Given request ::
Leave out the pictures; transcribe all else exactly.

━━━━━ Records shown

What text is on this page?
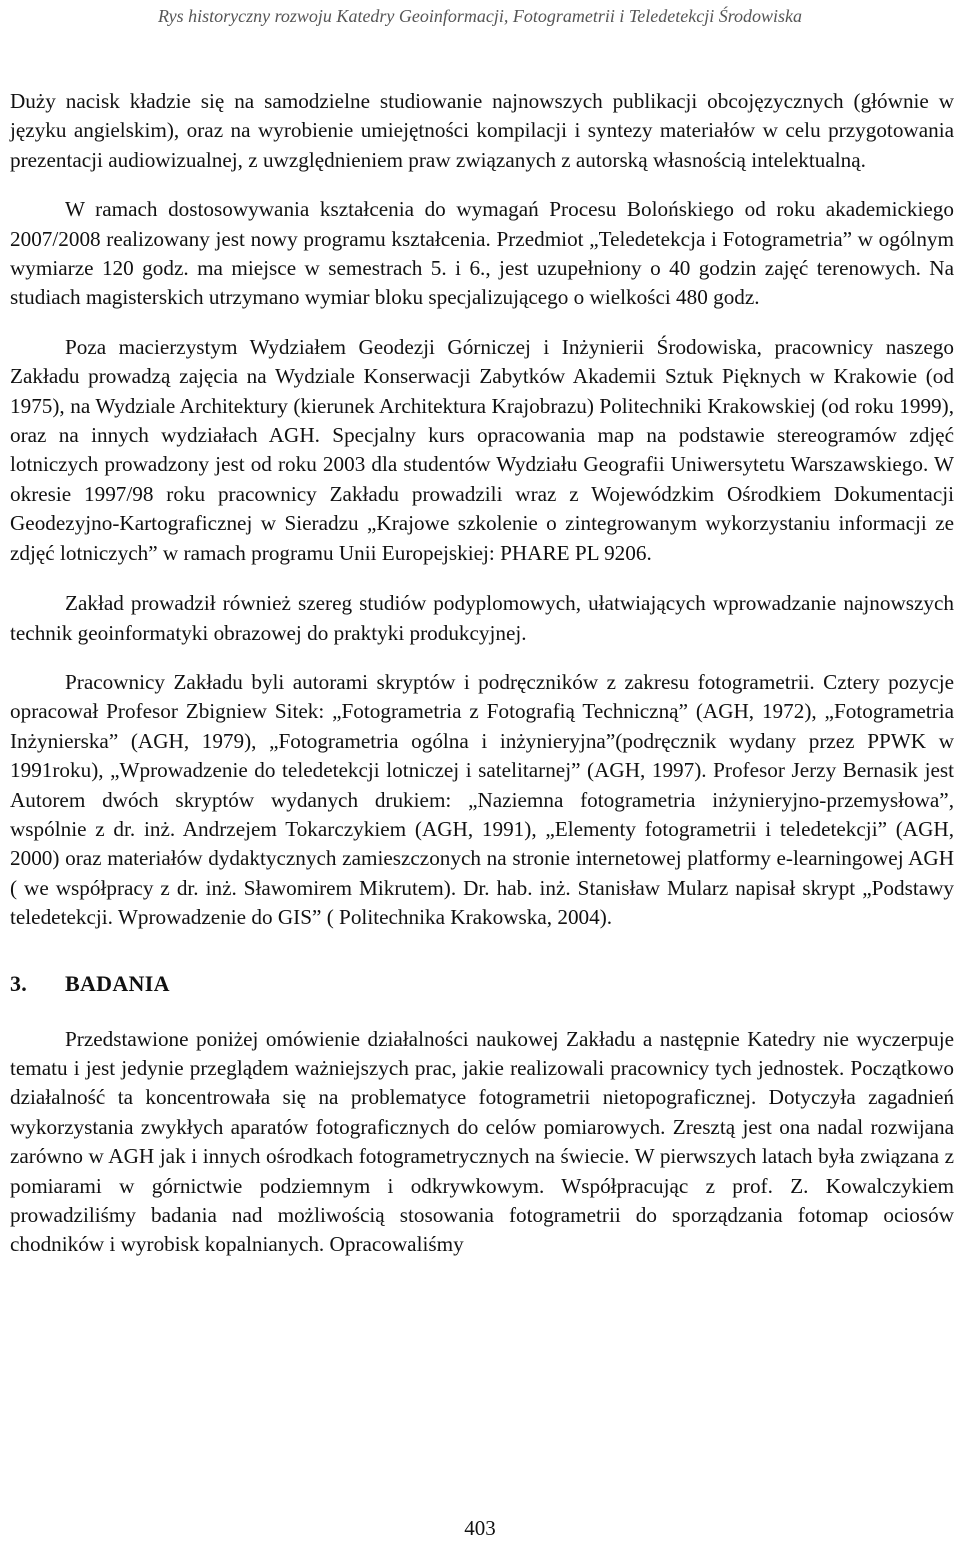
Rys historyczny rozwoju Katedry Geoinformacji, Fotogrametrii i Teledetekcji Środowiska

Duży nacisk kładzie się na samodzielne studiowanie najnowszych publikacji obcojęzycznych (głównie w języku angielskim), oraz na wyrobienie umiejętności kompilacji i syntezy materiałów w celu przygotowania prezentacji audiowizualnej, z uwzględnieniem praw związanych z autorską własnością intelektualną.

W ramach dostosowywania kształcenia do wymagań Procesu Bolońskiego od roku akademickiego 2007/2008 realizowany jest nowy programu kształcenia. Przedmiot „Teledetekcja i Fotogrametria” w ogólnym wymiarze 120 godz. ma miejsce w semestrach 5. i 6., jest uzupełniony o 40 godzin zajęć terenowych. Na studiach magisterskich utrzymano wymiar bloku specjalizującego o wielkości 480 godz.

Poza macierzystym Wydziałem Geodezji Górniczej i Inżynierii Środowiska, pracownicy naszego Zakładu prowadzą zajęcia na Wydziale Konserwacji Zabytków Akademii Sztuk Pięknych w Krakowie (od 1975), na Wydziale Architektury (kierunek Architektura Krajobrazu) Politechniki Krakowskiej (od roku 1999), oraz na innych wydziałach AGH. Specjalny kurs opracowania map na podstawie stereogramów zdjęć lotniczych prowadzony jest od roku 2003 dla studentów Wydziału Geografii Uniwersytetu Warszawskiego. W okresie 1997/98 roku pracownicy Zakładu prowadzili wraz z Wojewódzkim Ośrodkiem Dokumentacji Geodezyjno-Kartograficznej w Sieradzu „Krajowe szkolenie o zintegrowanym wykorzystaniu informacji ze zdjęć lotniczych” w ramach programu Unii Europejskiej: PHARE PL 9206.

Zakład prowadził również szereg studiów podyplomowych, ułatwiających wprowadzanie najnowszych technik geoinformatyki obrazowej do praktyki produkcyjnej.

Pracownicy Zakładu byli autorami skryptów i podręczników z zakresu fotogrametrii. Cztery pozycje opracował Profesor Zbigniew Sitek: „Fotogrametria z Fotografią Techniczną” (AGH, 1972), „Fotogrametria Inżynierska” (AGH, 1979), „Fotogrametria ogólna i inżynieryjna”(podręcznik wydany przez PPWK w 1991roku), „Wprowadzenie do teledetekcji lotniczej i satelitarnej” (AGH, 1997). Profesor Jerzy Bernasik jest Autorem dwóch skryptów wydanych drukiem: „Naziemna fotogrametria inżynieryjno-przemysłowa”, wspólnie z dr. inż. Andrzejem Tokarczykiem (AGH, 1991), „Elementy fotogrametrii i teledetekcji” (AGH, 2000) oraz materiałów dydaktycznych zamieszczonych na stronie internetowej platformy e-learningowej AGH ( we współpracy z dr. inż. Sławomirem Mikrutem). Dr. hab. inż. Stanisław Mularz napisał skrypt „Podstawy teledetekcji. Wprowadzenie do GIS” ( Politechnika Krakowska, 2004).

3. BADANIA

Przedstawione poniżej omówienie działalności naukowej Zakładu a następnie Katedry nie wyczerpuje tematu i jest jedynie przeglądem ważniejszych prac, jakie realizowali pracownicy tych jednostek. Początkowo działalność ta koncentrowała się na problematyce fotogrametrii nietopograficznej. Dotyczyła zagadnień wykorzystania zwykłych aparatów fotograficznych do celów pomiarowych. Zresztą jest ona nadal rozwijana zarówno w AGH jak i innych ośrodkach fotogrametrycznych na świecie. W pierwszych latach była związana z pomiarami w górnictwie podziemnym i odkrywkowym. Współpracując z prof. Z. Kowalczykiem prowadziliśmy badania nad możliwością stosowania fotogrametrii do sporządzania fotomap ociosów chodników i wyrobisk kopalnianych. Opracowaliśmy

403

━━━━━━━━━━

Written response ::
What text is on this page?
Rys historyczny rozwoju Katedry Geoinformacji, Fotogrametrii i Teledetekcji Środowiska

Duży nacisk kładzie się na samodzielne studiowanie najnowszych publikacji obcojęzycznych (głównie w języku angielskim), oraz na wyrobienie umiejętności kompilacji i syntezy materiałów w celu przygotowania prezentacji audiowizualnej, z uwzględnieniem praw związanych z autorską własnością intelektualną.

W ramach dostosowywania kształcenia do wymagań Procesu Bolońskiego od roku akademickiego 2007/2008 realizowany jest nowy programu kształcenia. Przedmiot „Teledetekcja i Fotogrametria” w ogólnym wymiarze 120 godz. ma miejsce w semestrach 5. i 6., jest uzupełniony o 40 godzin zajęć terenowych. Na studiach magisterskich utrzymano wymiar bloku specjalizującego o wielkości 480 godz.

Poza macierzystym Wydziałem Geodezji Górniczej i Inżynierii Środowiska, pracownicy naszego Zakładu prowadzą zajęcia na Wydziale Konserwacji Zabytków Akademii Sztuk Pięknych w Krakowie (od 1975), na Wydziale Architektury (kierunek Architektura Krajobrazu) Politechniki Krakowskiej (od roku 1999), oraz na innych wydziałach AGH. Specjalny kurs opracowania map na podstawie stereogramów zdjęć lotniczych prowadzony jest od roku 2003 dla studentów Wydziału Geografii Uniwersytetu Warszawskiego. W okresie 1997/98 roku pracownicy Zakładu prowadzili wraz z Wojewódzkim Ośrodkiem Dokumentacji Geodezyjno-Kartograficznej w Sieradzu „Krajowe szkolenie o zintegrowanym wykorzystaniu informacji ze zdjęć lotniczych” w ramach programu Unii Europejskiej: PHARE PL 9206.

Zakład prowadził również szereg studiów podyplomowych, ułatwiających wprowadzanie najnowszych technik geoinformatyki obrazowej do praktyki produkcyjnej.

Pracownicy Zakładu byli autorami skryptów i podręczników z zakresu fotogrametrii. Cztery pozycje opracował Profesor Zbigniew Sitek: „Fotogrametria z Fotografią Techniczną” (AGH, 1972), „Fotogrametria Inżynierska” (AGH, 1979), „Fotogrametria ogólna i inżynieryjna”(podręcznik wydany przez PPWK w 1991roku), „Wprowadzenie do teledetekcji lotniczej i satelitarnej” (AGH, 1997). Profesor Jerzy Bernasik jest Autorem dwóch skryptów wydanych drukiem: „Naziemna fotogrametria inżynieryjno-przemysłowa”, wspólnie z dr. inż. Andrzejem Tokarczykiem (AGH, 1991), „Elementy fotogrametrii i teledetekcji” (AGH, 2000) oraz materiałów dydaktycznych zamieszczonych na stronie internetowej platformy e-learningowej AGH ( we współpracy z dr. inż. Sławomirem Mikrutem). Dr. hab. inż. Stanisław Mularz napisał skrypt „Podstawy teledetekcji. Wprowadzenie do GIS” ( Politechnika Krakowska, 2004).

3. BADANIA

Przedstawione poniżej omówienie działalności naukowej Zakładu a następnie Katedry nie wyczerpuje tematu i jest jedynie przeglądem ważniejszych prac, jakie realizowali pracownicy tych jednostek. Początkowo działalność ta koncentrowała się na problematyce fotogrametrii nietopograficznej. Dotyczyła zagadnień wykorzystania zwykłych aparatów fotograficznych do celów pomiarowych. Zresztą jest ona nadal rozwijana zarówno w AGH jak i innych ośrodkach fotogrametrycznych na świecie. W pierwszych latach była związana z pomiarami w górnictwie podziemnym i odkrywkowym. Współpracując z prof. Z. Kowalczykiem prowadziliśmy badania nad możliwością stosowania fotogrametrii do sporządzania fotomap ociosów chodników i wyrobisk kopalnianych. Opracowaliśmy

403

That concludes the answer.